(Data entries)
╭──

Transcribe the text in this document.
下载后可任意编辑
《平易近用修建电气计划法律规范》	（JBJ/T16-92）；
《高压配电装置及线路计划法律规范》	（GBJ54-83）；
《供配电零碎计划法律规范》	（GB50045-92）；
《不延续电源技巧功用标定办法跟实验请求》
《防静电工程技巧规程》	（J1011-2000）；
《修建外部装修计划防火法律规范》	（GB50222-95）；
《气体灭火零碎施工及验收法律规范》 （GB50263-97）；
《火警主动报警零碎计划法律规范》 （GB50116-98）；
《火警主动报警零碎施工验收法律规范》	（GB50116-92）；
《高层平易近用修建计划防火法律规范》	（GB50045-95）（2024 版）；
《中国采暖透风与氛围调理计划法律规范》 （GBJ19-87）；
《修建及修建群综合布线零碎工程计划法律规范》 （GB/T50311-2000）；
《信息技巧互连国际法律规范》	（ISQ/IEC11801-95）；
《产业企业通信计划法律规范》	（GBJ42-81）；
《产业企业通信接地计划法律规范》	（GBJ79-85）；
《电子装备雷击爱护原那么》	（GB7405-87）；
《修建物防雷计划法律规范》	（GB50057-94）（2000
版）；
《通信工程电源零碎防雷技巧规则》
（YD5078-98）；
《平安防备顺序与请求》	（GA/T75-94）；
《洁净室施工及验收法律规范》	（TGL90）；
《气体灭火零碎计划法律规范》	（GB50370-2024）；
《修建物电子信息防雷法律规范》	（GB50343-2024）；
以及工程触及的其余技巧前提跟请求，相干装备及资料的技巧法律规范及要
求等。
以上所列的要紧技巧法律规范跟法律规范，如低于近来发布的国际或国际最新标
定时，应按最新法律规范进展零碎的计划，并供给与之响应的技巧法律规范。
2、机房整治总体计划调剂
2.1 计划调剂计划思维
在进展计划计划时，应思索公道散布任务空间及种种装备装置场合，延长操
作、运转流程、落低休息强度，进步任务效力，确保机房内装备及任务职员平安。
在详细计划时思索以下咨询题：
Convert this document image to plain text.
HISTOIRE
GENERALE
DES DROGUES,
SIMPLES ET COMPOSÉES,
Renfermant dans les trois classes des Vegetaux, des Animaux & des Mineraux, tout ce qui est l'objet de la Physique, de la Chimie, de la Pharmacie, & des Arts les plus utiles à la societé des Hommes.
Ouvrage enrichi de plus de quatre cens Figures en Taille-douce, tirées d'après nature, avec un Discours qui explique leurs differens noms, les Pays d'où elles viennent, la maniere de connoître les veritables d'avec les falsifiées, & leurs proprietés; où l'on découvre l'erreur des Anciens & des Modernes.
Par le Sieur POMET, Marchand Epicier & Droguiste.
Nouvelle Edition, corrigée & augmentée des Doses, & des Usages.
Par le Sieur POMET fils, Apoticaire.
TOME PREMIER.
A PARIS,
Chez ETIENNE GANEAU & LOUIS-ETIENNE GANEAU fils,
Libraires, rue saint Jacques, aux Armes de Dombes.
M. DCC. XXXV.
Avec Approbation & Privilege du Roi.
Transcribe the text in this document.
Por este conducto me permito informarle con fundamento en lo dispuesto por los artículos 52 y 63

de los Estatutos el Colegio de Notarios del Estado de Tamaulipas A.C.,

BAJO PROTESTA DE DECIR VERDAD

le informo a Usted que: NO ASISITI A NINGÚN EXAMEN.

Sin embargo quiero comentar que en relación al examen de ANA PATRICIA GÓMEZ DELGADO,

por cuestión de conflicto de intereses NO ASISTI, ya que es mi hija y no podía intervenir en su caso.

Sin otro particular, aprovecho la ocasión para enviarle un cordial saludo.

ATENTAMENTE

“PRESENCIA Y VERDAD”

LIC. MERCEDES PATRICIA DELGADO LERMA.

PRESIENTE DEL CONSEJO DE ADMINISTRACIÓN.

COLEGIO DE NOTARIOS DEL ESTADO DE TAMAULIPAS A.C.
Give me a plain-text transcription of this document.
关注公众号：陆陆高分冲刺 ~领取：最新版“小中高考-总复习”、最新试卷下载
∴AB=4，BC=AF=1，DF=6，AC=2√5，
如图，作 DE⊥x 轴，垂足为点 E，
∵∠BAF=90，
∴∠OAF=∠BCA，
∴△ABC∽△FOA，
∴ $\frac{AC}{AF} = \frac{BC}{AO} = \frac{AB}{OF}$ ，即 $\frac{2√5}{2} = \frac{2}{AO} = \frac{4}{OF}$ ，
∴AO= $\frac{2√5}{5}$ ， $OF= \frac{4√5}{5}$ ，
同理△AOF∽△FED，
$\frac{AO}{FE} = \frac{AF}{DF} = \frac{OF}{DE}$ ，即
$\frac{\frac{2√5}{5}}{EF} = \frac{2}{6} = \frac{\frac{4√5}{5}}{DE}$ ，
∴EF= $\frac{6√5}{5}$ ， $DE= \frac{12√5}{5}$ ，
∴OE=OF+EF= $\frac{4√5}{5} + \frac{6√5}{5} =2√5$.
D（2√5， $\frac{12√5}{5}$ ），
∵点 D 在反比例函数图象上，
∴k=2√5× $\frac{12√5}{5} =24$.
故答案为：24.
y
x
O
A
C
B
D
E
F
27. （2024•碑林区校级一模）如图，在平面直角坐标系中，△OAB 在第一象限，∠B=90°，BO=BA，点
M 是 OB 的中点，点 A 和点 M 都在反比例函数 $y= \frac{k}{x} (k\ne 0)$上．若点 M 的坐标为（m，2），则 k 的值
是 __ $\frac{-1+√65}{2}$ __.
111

╰──

> **What is expected**
Identify the lines in the entries above that contain "fils", then copy them out.

> **Reply**
Par le Sieur POMET fils, Apoticaire.
Chez ETIENNE GANEAU & LOUIS-ETIENNE GANEAU fils,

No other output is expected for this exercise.